Stored data entries
========================================

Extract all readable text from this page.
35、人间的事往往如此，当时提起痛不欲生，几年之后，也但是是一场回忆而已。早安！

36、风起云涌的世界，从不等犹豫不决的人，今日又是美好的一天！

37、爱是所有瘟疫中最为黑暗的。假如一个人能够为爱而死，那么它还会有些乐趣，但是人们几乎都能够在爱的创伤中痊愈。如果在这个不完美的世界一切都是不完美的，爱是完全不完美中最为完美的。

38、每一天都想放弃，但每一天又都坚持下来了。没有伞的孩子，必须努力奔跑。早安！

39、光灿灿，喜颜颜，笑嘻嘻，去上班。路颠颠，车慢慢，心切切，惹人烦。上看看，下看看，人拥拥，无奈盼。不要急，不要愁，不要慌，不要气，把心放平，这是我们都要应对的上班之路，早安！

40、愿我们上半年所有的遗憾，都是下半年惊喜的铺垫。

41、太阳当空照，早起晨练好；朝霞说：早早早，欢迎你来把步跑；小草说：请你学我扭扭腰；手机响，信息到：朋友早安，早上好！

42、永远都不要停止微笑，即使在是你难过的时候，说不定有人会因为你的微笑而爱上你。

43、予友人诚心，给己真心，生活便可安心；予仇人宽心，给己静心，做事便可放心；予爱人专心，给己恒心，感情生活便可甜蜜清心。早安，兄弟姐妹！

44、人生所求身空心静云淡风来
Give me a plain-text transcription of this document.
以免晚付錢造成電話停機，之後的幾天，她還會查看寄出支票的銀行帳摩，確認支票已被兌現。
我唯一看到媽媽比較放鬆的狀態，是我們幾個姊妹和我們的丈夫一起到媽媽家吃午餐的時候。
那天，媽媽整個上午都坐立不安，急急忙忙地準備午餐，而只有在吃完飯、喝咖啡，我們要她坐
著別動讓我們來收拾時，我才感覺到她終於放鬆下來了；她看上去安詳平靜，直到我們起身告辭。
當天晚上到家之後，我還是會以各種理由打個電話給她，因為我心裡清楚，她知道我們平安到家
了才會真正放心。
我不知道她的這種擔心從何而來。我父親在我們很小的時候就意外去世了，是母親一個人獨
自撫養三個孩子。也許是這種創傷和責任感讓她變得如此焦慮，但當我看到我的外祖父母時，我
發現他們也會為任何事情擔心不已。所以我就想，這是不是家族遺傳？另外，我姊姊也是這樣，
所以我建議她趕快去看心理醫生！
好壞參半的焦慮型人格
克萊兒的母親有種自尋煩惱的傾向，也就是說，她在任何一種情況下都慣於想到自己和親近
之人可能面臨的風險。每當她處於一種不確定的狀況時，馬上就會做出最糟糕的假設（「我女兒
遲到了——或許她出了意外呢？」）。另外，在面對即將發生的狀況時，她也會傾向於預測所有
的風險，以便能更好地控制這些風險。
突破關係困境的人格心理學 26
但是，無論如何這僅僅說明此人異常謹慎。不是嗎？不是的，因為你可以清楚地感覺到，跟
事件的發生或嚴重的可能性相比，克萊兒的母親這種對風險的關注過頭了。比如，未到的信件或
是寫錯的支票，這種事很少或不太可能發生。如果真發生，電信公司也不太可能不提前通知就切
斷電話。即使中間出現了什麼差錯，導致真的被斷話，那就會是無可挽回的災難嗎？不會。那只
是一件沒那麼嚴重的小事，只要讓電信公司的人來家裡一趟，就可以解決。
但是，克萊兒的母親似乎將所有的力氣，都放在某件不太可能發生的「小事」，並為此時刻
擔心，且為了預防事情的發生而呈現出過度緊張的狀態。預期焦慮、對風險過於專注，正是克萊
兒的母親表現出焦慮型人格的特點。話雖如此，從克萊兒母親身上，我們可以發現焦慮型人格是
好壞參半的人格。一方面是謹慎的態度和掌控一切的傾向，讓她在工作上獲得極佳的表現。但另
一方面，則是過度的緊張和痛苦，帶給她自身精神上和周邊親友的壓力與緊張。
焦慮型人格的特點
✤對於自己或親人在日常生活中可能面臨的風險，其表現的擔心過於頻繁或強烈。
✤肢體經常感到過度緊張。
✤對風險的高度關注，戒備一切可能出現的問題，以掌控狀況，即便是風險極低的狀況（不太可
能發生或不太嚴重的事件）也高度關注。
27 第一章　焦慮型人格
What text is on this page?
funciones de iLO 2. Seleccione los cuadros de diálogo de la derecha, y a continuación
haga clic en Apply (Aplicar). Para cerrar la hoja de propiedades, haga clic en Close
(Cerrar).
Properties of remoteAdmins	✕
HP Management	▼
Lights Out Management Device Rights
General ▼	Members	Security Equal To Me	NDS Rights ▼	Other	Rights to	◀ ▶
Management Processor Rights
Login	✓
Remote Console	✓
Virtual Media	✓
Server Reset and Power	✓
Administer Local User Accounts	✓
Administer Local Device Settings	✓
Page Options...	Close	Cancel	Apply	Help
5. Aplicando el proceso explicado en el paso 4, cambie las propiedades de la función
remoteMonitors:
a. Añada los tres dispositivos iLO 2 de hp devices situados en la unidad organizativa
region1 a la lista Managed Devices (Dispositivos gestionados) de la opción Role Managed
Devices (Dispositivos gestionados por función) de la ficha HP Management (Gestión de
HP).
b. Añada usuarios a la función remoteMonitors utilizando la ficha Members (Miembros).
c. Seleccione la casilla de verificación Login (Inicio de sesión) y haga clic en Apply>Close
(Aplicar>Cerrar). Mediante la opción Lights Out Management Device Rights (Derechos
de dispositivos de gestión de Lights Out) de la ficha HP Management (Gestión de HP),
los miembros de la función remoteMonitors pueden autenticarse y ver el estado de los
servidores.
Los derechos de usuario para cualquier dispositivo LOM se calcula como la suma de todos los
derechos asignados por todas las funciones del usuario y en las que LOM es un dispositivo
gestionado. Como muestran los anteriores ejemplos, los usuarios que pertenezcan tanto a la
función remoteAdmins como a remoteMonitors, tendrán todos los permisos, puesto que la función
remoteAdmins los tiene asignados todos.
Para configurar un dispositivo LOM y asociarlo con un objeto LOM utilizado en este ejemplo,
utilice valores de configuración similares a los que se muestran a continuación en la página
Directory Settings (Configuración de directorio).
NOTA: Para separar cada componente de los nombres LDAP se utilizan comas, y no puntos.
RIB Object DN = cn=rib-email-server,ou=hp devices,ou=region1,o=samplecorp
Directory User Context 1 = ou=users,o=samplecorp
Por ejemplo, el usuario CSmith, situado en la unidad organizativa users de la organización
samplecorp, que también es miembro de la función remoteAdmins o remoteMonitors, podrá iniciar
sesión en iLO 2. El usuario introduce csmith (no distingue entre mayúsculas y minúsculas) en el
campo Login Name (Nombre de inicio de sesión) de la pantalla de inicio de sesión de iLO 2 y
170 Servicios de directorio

========================================

### What is being asked
From the listing above, collect every line that mentions the word "this".

### Exercise response
Extract all readable text from this page.
Give me a plain-text transcription of this document.
What text is on this page?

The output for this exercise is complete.